SUPPLIED DATA:
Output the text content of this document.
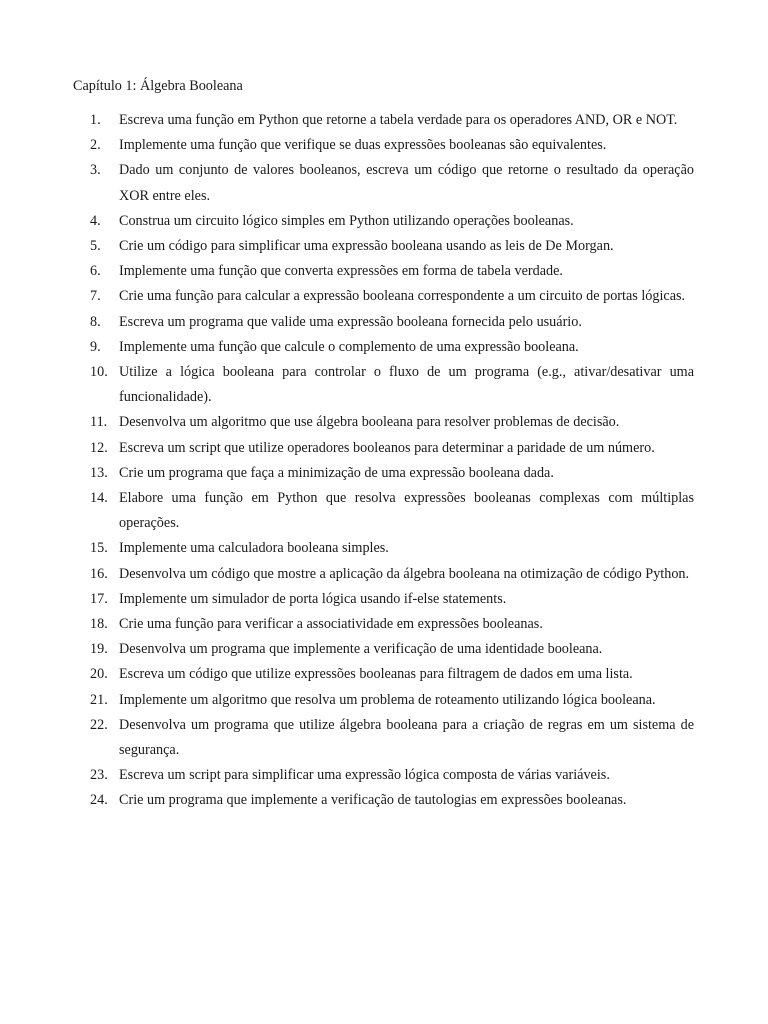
Capítulo 1: Álgebra Booleana
1.	Escreva uma função em Python que retorne a tabela verdade para os operadores AND, OR e NOT.
2.	Implemente uma função que verifique se duas expressões booleanas são equivalentes.
3.	Dado um conjunto de valores booleanos, escreva um código que retorne o resultado da operação XOR entre eles.
4.	Construa um circuito lógico simples em Python utilizando operações booleanas.
5.	Crie um código para simplificar uma expressão booleana usando as leis de De Morgan.
6.	Implemente uma função que converta expressões em forma de tabela verdade.
7.	Crie uma função para calcular a expressão booleana correspondente a um circuito de portas lógicas.
8.	Escreva um programa que valide uma expressão booleana fornecida pelo usuário.
9.	Implemente uma função que calcule o complemento de uma expressão booleana.
10. Utilize a lógica booleana para controlar o fluxo de um programa (e.g., ativar/desativar uma funcionalidade).
11. Desenvolva um algoritmo que use álgebra booleana para resolver problemas de decisão.
12. Escreva um script que utilize operadores booleanos para determinar a paridade de um número.
13. Crie um programa que faça a minimização de uma expressão booleana dada.
14. Elabore uma função em Python que resolva expressões booleanas complexas com múltiplas operações.
15. Implemente uma calculadora booleana simples.
16. Desenvolva um código que mostre a aplicação da álgebra booleana na otimização de código Python.
17. Implemente um simulador de porta lógica usando if-else statements.
18. Crie uma função para verificar a associatividade em expressões booleanas.
19. Desenvolva um programa que implemente a verificação de uma identidade booleana.
20. Escreva um código que utilize expressões booleanas para filtragem de dados em uma lista.
21. Implemente um algoritmo que resolva um problema de roteamento utilizando lógica booleana.
22. Desenvolva um programa que utilize álgebra booleana para a criação de regras em um sistema de segurança.
23. Escreva um script para simplificar uma expressão lógica composta de várias variáveis.
24. Crie um programa que implemente a verificação de tautologias em expressões booleanas.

TASK GOAL: Without including any picture, repeat the data exactly.

RESULT:
Output the text content of this document.
Capítulo 1: Álgebra Booleana
1.	Escreva uma função em Python que retorne a tabela verdade para os operadores AND, OR e NOT.
2.	Implemente uma função que verifique se duas expressões booleanas são equivalentes.
3.	Dado um conjunto de valores booleanos, escreva um código que retorne o resultado da operação XOR entre eles.
4.	Construa um circuito lógico simples em Python utilizando operações booleanas.
5.	Crie um código para simplificar uma expressão booleana usando as leis de De Morgan.
6.	Implemente uma função que converta expressões em forma de tabela verdade.
7.	Crie uma função para calcular a expressão booleana correspondente a um circuito de portas lógicas.
8.	Escreva um programa que valide uma expressão booleana fornecida pelo usuário.
9.	Implemente uma função que calcule o complemento de uma expressão booleana.
10. Utilize a lógica booleana para controlar o fluxo de um programa (e.g., ativar/desativar uma funcionalidade).
11. Desenvolva um algoritmo que use álgebra booleana para resolver problemas de decisão.
12. Escreva um script que utilize operadores booleanos para determinar a paridade de um número.
13. Crie um programa que faça a minimização de uma expressão booleana dada.
14. Elabore uma função em Python que resolva expressões booleanas complexas com múltiplas operações.
15. Implemente uma calculadora booleana simples.
16. Desenvolva um código que mostre a aplicação da álgebra booleana na otimização de código Python.
17. Implemente um simulador de porta lógica usando if-else statements.
18. Crie uma função para verificar a associatividade em expressões booleanas.
19. Desenvolva um programa que implemente a verificação de uma identidade booleana.
20. Escreva um código que utilize expressões booleanas para filtragem de dados em uma lista.
21. Implemente um algoritmo que resolva um problema de roteamento utilizando lógica booleana.
22. Desenvolva um programa que utilize álgebra booleana para a criação de regras em um sistema de segurança.
23. Escreva um script para simplificar uma expressão lógica composta de várias variáveis.
24. Crie um programa que implemente a verificação de tautologias em expressões booleanas.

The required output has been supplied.